TEXTO DEL DOCUMENTO:

El montaje expone una doble valencia: se posiciona como recurso compositivo, pero también como dispositivo de apropiación de las culturas locales, específicamente de los saberes y prácticas terapéuticas que concentra el curanderismo norteño del Perú. Visto entonces como instrumento de conocimiento, el montaje pone en primer plano los objetos o artes del ajuar curanderil que forman parte de la mesa o altar en donde se expone de forma simbólica un compendio de la cosmología chamánica de los Andes, "representación concreta del imaginario alucinatorio presentado a través de símbolos cargados de significado", utilizados por el curandero como "una especie de mapa visionario que lo ayuda a mantener el control sobre su experiencia de la droga" ( Joralemon 11). Es decir, muestra el contraste entre el conjunto de saberes chamánicos y las premisas epistemológicas occidentales directamente relacionadas con el armado de la estructura novelesca. Mediante esta contraposición entre un cosmopolitismo de la forma y un localismo del contenido el método del montaje funciona como metáfora de un proceso de asimilación cultural de lo local y lo universal. En relación con este tema, Mario Polia (1988) profundiza en el significado etimológico del término mesa. Sostiene que el antecedente más relevante es el altar portátil de los sacerdotes evangelizadores durante la época colonial. Sin embargo, el autor sostiene que a la tripartición de la mesa le subyace no la liturgia católica, sino que muestran el mundo andino: "La identificación del rito ancestral de la consumación comunitaria de una droga ritual con el sacrificio eucarístico no es desconocida en otras culturas de América" (212).
Con la intención de acuñar un modelo estético capaz de desarmar el proceso unidireccional entre literatura y realidad, el narrador-protagonista de La violencia del tiempo subvierte la precisión narrativa que intenta reproducir lo real a través de un montaje de imágenes y voces que tienen su epicentro durante el trance chamánico. Al respecto, interesa revisar la función adquirida por este principio constructivo en tanto desconfiguración del régimen mimético de representación y, a la vez, ilustración de "una forma de pensar" (Xavier 177), cuya virtud radica en su capacidad para indagar a partir del "conflicto" entre imágenes, puesto que este mecanismo "se define justamente por la combinación de las representaciones con el objetivo de formar una unidad compleja de naturaleza peculiar" señalando de esta manera "un sentido no contenido en los componentes, sino en su confrontación" (177). Vale decir, por lo tanto, que el propio método de montaje traza puntos de contacto con el trabajo del chamán. Si lo que logra extraerse de los rituales de curación es la refuncionalización de una operación terapéutica capaz de trazar vínculos con el método del montaje, puede decirse que el punto de contacto entre ambos dispositivos es la concreción de una "forma de pensar" basada en la discontinuidad y lo fragmentario, como se verá más adelante.

TAREAS Y EJERCICIOS:
- a) Responda, a partir del texto sobre el montaje y el curanderismo, las siguientes preguntas:
(i) Según Mario Polia, ¿cuál es el antecedente más relevante del término mesa?
(ii) ¿Cuál es el título de la novela cuyo narrador-protagonista subvierte la precisión narrativa?
(iii) ¿En qué se basa la "forma de pensar" que constituye el punto de contacto entre el montaje y el trabajo del chamán?
- b) Reescriba en forma de lista el párrafo del texto sobre el montaje y el curanderismo que comienza con "Con la intención de acuñar", conservando sus datos principales.

DATOS PARA REVISIÓN:
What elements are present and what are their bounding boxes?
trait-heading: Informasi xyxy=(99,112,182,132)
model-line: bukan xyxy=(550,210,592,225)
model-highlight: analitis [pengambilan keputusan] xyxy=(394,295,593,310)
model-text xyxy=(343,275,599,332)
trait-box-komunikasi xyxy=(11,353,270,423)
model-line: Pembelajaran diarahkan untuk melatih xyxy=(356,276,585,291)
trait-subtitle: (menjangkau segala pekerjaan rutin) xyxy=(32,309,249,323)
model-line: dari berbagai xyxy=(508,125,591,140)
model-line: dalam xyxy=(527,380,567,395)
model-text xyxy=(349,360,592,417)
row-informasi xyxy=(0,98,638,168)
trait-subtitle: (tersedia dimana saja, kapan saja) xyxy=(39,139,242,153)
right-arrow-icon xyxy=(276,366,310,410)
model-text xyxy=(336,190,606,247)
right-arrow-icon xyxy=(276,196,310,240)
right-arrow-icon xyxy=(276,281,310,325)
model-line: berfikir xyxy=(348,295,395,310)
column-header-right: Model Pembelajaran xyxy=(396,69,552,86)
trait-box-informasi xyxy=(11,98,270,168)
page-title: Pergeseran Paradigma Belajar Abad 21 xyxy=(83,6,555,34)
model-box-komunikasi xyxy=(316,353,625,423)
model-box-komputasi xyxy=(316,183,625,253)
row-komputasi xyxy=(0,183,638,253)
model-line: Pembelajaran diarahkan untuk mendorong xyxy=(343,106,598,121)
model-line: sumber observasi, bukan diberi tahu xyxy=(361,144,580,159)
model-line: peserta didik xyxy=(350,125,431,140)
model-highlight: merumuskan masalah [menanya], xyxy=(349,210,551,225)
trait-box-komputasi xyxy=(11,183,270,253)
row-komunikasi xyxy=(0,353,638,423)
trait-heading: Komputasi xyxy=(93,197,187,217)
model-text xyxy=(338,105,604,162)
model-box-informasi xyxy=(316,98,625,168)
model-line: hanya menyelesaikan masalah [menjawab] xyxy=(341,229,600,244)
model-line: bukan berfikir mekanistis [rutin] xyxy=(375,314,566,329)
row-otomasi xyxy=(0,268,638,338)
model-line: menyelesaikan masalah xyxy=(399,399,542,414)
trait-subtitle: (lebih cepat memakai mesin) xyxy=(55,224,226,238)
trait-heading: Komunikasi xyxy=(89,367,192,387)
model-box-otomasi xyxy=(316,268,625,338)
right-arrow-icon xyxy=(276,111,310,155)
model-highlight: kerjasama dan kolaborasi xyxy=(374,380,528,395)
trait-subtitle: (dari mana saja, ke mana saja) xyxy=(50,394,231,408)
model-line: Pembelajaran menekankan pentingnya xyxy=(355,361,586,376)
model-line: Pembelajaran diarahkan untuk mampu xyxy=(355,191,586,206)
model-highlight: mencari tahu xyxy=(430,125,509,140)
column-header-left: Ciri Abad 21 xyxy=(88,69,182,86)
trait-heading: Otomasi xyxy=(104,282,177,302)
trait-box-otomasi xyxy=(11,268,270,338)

LISTA DE RESPUESTAS:
- a)
(i) El altar portátil de los sacerdotes evangelizadores durante la época colonial.
(ii) La violencia del tiempo.
(iii) En la discontinuidad y lo fragmentario.

- b)
- El narrador-protagonista de La violencia del tiempo busca acuñar un modelo estético capaz de desarmar el proceso unidireccional entre literatura y realidad.
- Para ello, subvierte la precisión narrativa que intenta reproducir lo real mediante un montaje de imágenes y voces cuyo epicentro es el trance chamánico.
- Este principio constructivo desconfigura el régimen mimético de representación e ilustra "una forma de pensar" (Xavier 177) que indaga a partir del "conflicto" entre imágenes.
- Según Xavier, el sentido no está contenido en los componentes, sino en su confrontación.
- El método de montaje traza puntos de contacto con el trabajo del chamán.
- El punto de contacto entre ambos dispositivos es una "forma de pensar" basada en la discontinuidad y lo fragmentario.